>>>>

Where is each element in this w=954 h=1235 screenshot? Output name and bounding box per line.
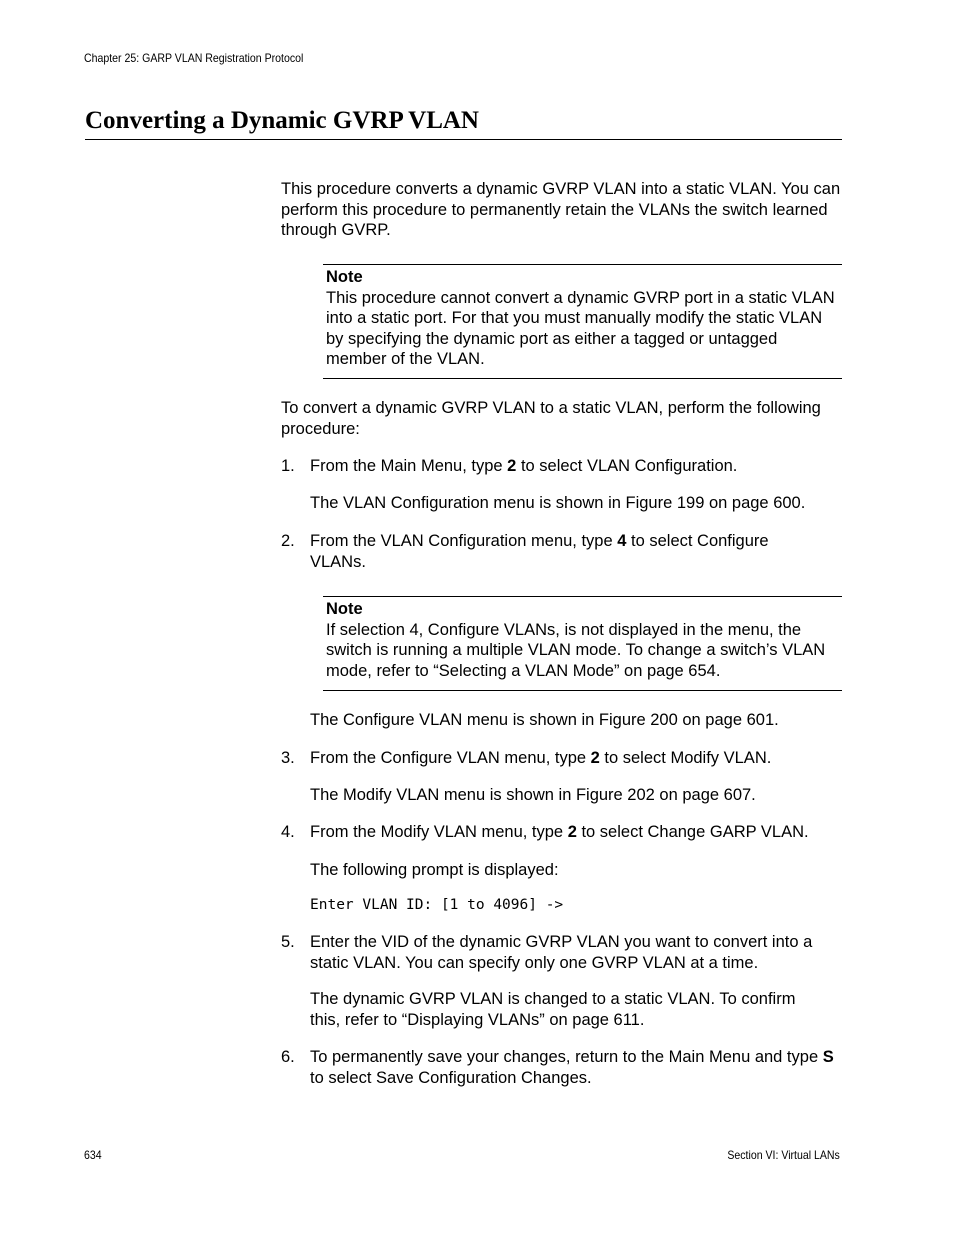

<<<<
>>>>

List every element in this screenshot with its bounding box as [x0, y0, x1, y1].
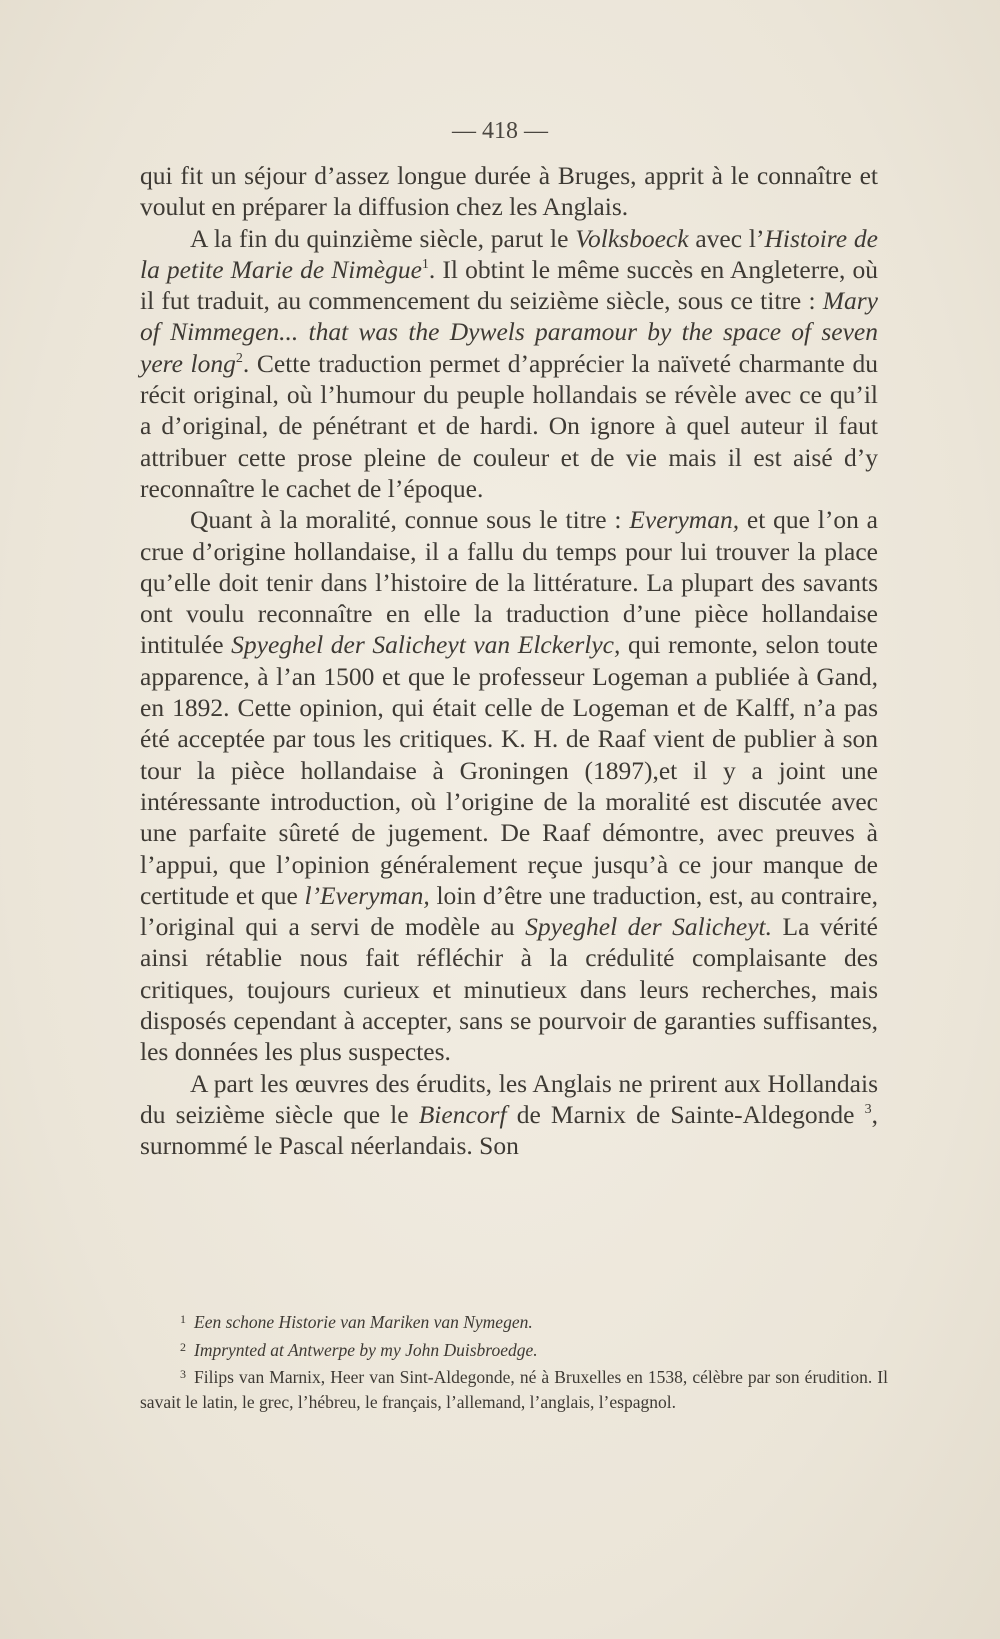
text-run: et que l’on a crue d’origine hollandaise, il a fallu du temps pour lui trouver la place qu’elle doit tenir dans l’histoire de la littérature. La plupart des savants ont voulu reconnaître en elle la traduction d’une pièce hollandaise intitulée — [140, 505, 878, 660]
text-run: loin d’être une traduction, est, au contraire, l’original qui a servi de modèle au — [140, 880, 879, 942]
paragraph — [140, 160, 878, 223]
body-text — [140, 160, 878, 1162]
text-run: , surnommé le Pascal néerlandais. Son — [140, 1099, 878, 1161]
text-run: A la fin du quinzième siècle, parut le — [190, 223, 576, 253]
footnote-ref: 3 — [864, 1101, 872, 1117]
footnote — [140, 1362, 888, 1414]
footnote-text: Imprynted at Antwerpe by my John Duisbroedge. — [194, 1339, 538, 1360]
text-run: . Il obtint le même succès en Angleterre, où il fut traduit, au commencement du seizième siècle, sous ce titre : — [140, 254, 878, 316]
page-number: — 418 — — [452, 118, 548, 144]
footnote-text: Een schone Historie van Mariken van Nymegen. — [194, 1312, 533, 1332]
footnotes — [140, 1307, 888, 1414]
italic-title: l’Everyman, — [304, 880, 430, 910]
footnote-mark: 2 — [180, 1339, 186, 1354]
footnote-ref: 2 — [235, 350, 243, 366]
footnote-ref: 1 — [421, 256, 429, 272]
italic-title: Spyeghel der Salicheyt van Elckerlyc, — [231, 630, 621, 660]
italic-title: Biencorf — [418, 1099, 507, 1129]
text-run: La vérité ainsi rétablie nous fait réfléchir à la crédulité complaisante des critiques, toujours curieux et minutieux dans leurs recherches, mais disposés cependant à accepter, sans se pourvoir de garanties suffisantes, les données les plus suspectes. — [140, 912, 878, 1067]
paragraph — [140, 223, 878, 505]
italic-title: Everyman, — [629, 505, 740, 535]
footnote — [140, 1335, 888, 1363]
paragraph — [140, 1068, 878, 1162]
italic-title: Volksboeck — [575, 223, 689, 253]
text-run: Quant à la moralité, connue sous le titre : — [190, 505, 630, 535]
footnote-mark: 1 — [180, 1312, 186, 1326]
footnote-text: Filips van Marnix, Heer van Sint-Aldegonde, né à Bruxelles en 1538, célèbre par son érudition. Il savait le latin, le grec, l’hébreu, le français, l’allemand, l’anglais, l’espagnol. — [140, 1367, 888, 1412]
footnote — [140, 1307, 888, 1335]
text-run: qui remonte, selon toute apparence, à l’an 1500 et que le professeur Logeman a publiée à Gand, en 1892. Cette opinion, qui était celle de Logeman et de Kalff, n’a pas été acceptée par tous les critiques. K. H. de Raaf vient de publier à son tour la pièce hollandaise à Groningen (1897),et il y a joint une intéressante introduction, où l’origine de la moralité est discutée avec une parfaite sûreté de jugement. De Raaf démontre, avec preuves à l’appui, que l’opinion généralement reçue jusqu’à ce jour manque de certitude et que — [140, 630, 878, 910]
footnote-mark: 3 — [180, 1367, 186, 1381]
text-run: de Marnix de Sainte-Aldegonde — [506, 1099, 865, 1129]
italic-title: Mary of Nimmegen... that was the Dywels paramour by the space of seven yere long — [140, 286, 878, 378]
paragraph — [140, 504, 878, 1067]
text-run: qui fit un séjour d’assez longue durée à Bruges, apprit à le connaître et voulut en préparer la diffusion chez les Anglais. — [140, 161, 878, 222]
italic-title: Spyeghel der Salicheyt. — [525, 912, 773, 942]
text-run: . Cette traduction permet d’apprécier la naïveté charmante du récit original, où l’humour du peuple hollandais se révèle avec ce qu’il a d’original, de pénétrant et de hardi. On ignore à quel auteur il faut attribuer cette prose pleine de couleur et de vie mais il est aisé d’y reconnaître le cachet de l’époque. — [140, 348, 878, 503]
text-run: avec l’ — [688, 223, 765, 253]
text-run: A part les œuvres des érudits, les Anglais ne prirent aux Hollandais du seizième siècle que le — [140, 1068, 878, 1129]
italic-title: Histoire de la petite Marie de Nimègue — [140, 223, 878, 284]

<<<<

§ Directive
Can you write out the records, starting with the line that contains "List every element" and going on through the line that contains "footnote-mark: 1 — [180, 1312, 186, 1326]", with the pictures left out?

§ Final result
List every element in this screenshot with its bounding box as [x0, y0, x1, y1].
text-run: et que l’on a crue d’origine hollandaise, il a fallu du temps pour lui trouver la place qu’elle doit tenir dans l’histoire de la littérature. La plupart des savants ont voulu reconnaître en elle la traduction d’une pièce hollandaise intitulée — [140, 505, 878, 660]
text-run: loin d’être une traduction, est, au contraire, l’original qui a servi de modèle au — [140, 880, 879, 942]
paragraph — [140, 160, 878, 223]
body-text — [140, 160, 878, 1162]
text-run: , surnommé le Pascal néerlandais. Son — [140, 1099, 878, 1161]
text-run: A la fin du quinzième siècle, parut le — [190, 223, 576, 253]
footnote-ref: 3 — [864, 1101, 872, 1117]
footnote — [140, 1362, 888, 1414]
footnote-text: Imprynted at Antwerpe by my John Duisbroedge. — [194, 1339, 538, 1360]
text-run: . Il obtint le même succès en Angleterre, où il fut traduit, au commencement du seizième siècle, sous ce titre : — [140, 254, 878, 316]
page-number: — 418 — — [452, 118, 548, 144]
footnote-text: Een schone Historie van Mariken van Nymegen. — [194, 1312, 533, 1332]
footnotes — [140, 1307, 888, 1414]
italic-title: l’Everyman, — [304, 880, 430, 910]
footnote-mark: 2 — [180, 1339, 186, 1354]
footnote-ref: 2 — [235, 350, 243, 366]
footnote-ref: 1 — [421, 256, 429, 272]
italic-title: Spyeghel der Salicheyt van Elckerlyc, — [231, 630, 621, 660]
italic-title: Biencorf — [418, 1099, 507, 1129]
text-run: La vérité ainsi rétablie nous fait réfléchir à la crédulité complaisante des critiques, toujours curieux et minutieux dans leurs recherches, mais disposés cependant à accepter, sans se pourvoir de garanties suffisantes, les données les plus suspectes. — [140, 912, 878, 1067]
paragraph — [140, 223, 878, 505]
italic-title: Everyman, — [629, 505, 740, 535]
footnote — [140, 1335, 888, 1363]
paragraph — [140, 1068, 878, 1162]
italic-title: Volksboeck — [575, 223, 689, 253]
text-run: Quant à la moralité, connue sous le titre : — [190, 505, 630, 535]
footnote-mark: 1 — [180, 1312, 186, 1326]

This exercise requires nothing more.